Provided information —
+===+

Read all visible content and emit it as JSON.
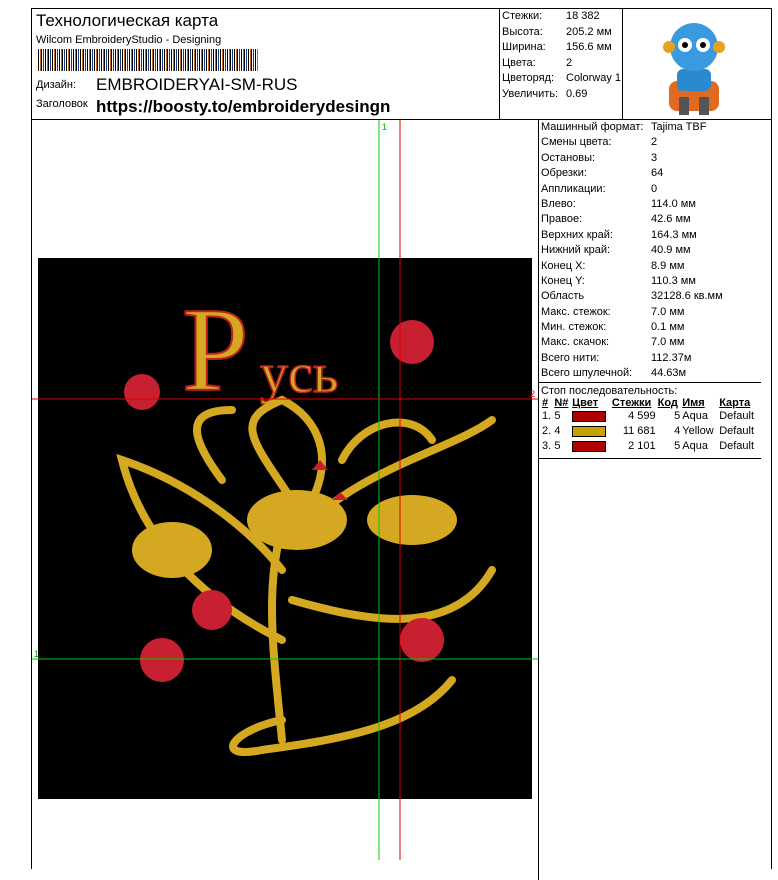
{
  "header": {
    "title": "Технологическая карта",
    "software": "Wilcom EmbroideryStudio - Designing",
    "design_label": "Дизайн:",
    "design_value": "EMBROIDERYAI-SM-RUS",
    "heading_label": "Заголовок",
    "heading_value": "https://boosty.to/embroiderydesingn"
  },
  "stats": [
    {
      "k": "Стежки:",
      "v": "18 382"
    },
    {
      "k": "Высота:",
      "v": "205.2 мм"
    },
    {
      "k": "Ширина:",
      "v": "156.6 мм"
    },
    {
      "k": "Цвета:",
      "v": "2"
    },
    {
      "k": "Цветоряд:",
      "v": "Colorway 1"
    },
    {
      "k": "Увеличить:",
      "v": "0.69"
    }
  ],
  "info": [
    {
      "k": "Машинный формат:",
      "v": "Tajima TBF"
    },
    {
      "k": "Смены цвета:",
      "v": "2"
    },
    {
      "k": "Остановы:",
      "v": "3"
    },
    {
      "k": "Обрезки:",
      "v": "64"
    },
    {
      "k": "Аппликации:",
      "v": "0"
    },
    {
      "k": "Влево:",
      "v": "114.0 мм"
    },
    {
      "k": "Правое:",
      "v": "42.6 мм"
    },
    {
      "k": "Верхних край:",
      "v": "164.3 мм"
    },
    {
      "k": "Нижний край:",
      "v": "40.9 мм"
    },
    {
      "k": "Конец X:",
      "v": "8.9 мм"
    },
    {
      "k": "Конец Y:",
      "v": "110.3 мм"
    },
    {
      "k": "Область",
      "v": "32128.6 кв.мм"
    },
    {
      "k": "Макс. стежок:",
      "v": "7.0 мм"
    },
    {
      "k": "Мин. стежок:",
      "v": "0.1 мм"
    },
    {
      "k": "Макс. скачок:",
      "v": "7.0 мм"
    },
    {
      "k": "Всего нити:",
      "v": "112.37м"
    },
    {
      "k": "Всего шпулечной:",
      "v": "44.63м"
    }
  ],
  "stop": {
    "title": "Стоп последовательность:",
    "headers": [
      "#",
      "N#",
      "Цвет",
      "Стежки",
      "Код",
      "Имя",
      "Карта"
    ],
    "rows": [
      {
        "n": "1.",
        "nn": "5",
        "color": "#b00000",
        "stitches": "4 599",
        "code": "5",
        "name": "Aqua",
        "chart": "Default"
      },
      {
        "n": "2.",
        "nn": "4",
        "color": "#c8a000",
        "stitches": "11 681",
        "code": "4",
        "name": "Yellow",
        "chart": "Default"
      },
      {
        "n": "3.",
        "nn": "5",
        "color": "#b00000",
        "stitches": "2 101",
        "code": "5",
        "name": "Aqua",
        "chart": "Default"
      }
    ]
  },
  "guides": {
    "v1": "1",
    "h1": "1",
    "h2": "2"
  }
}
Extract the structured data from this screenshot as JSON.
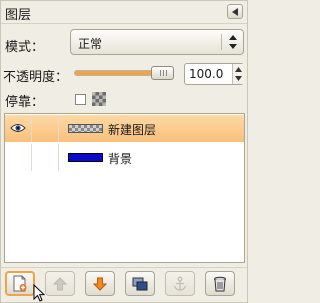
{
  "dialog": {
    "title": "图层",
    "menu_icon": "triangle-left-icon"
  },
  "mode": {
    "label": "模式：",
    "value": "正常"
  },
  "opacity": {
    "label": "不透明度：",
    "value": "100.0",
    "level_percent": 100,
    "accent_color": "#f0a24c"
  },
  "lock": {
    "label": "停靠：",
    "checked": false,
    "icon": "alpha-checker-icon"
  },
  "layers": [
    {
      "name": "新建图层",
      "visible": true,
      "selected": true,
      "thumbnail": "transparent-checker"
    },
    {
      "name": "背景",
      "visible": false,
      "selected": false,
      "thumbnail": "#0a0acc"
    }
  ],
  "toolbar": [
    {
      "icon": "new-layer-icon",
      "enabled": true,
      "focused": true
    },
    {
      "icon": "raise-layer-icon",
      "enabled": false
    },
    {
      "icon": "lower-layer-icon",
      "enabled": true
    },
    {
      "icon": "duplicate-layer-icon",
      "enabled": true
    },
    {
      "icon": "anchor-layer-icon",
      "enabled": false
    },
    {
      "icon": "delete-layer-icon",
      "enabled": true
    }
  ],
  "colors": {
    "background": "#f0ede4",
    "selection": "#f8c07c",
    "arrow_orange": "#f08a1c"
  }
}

+===+

Work to do — Repeat the line containing "Extract the structured" and every line after it up to the end of the material above, exactly as they stand, minus the pictures.

Response below —
Extract the structured data from this screenshot as JSON.
{
  "dialog": {
    "title": "图层",
    "menu_icon": "triangle-left-icon"
  },
  "mode": {
    "label": "模式：",
    "value": "正常"
  },
  "opacity": {
    "label": "不透明度：",
    "value": "100.0",
    "level_percent": 100,
    "accent_color": "#f0a24c"
  },
  "lock": {
    "label": "停靠：",
    "checked": false,
    "icon": "alpha-checker-icon"
  },
  "layers": [
    {
      "name": "新建图层",
      "visible": true,
      "selected": true,
      "thumbnail": "transparent-checker"
    },
    {
      "name": "背景",
      "visible": false,
      "selected": false,
      "thumbnail": "#0a0acc"
    }
  ],
  "toolbar": [
    {
      "icon": "new-layer-icon",
      "enabled": true,
      "focused": true
    },
    {
      "icon": "raise-layer-icon",
      "enabled": false
    },
    {
      "icon": "lower-layer-icon",
      "enabled": true
    },
    {
      "icon": "duplicate-layer-icon",
      "enabled": true
    },
    {
      "icon": "anchor-layer-icon",
      "enabled": false
    },
    {
      "icon": "delete-layer-icon",
      "enabled": true
    }
  ],
  "colors": {
    "background": "#f0ede4",
    "selection": "#f8c07c",
    "arrow_orange": "#f08a1c"
  }
}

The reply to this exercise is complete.